Drucke aus dem Text über die Andenreise alles von „Mit zwei leicht“ bis einschließlich „präsentieren zu dürfen.“ wortgetreu ab.

## Entnommener Text

• • •

Mit zwei leicht bepackten »Findern« erkundeten Anita und Andi die Nebenstraßen, Pässe und entlegensten Winkel Perus, Boliviens und Nordchiles.
Wir freuen uns sehr, hier schon mal einen fesselnden Reisebericht und viele faszinierende Bilder – ein guter Monitor ist von Vorteil – von dieser Tour präsentieren zu dürfen.
Auf einen Reisevortrag über »das Reich des Kondors« müssen wir uns allerdings noch etwas gedulden … Die beiden Österreicher wollen ihren geliebten Anden erst nochmal einen weiteren Besuch abstatten. Immerhin konnten wir Andi – mitten in der Vortragssaison – dazu überreden, uns noch Bildunterschriften zu den phantastischen Bildern zu schreiben. Vielen lieben Dank auch dafür, denn das ist eine echte Kärrnerarbeit. O-Ton Andi: »… bei dem zehnten Serpentinenfoto geht einem langsam aber sicher die Kreativität aus« ;-)

• • •

## Vorliegendes Material

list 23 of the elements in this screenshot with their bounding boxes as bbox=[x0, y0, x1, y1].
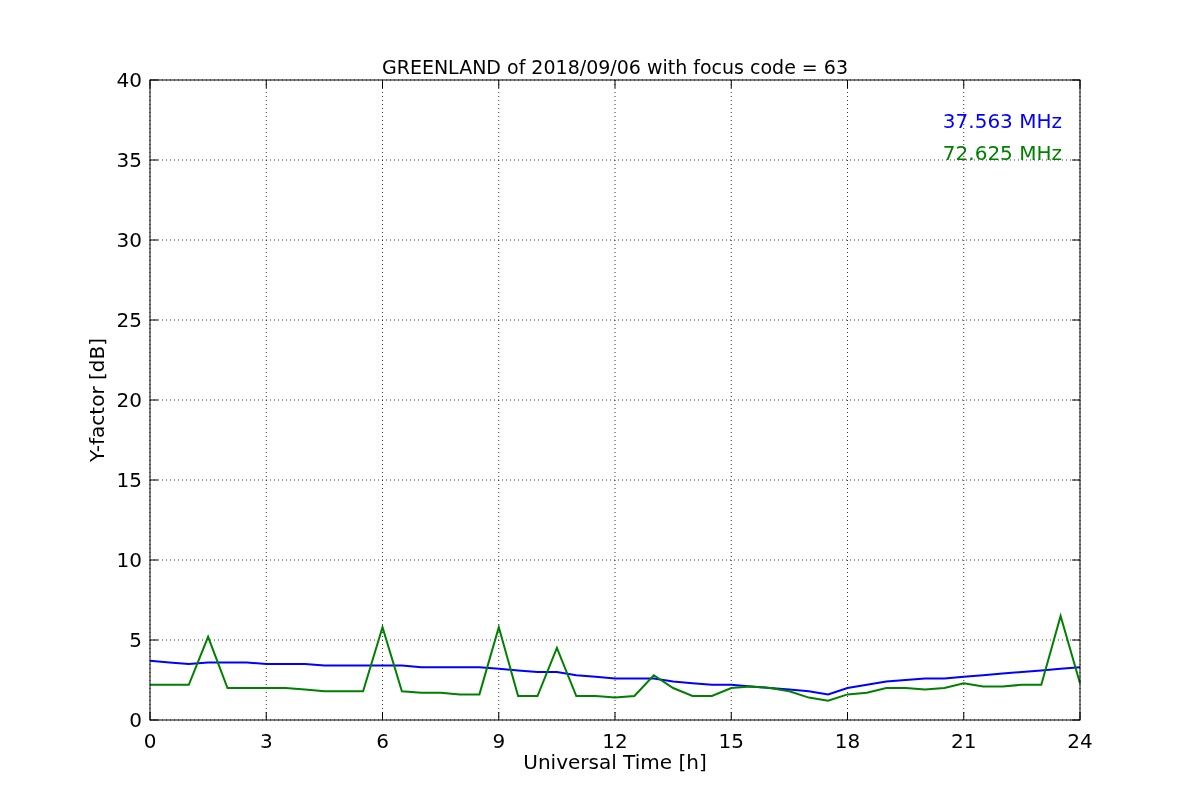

• • •

## Die Lösung
Mit zwei leicht bepackten »Findern« erkundeten Anita und Andi die Nebenstraßen, Pässe und entlegensten Winkel Perus, Boliviens und Nordchiles.
Wir freuen uns sehr, hier schon mal einen fesselnden Reisebericht und viele faszinierende Bilder – ein guter Monitor ist von Vorteil – von dieser Tour präsentieren zu dürfen.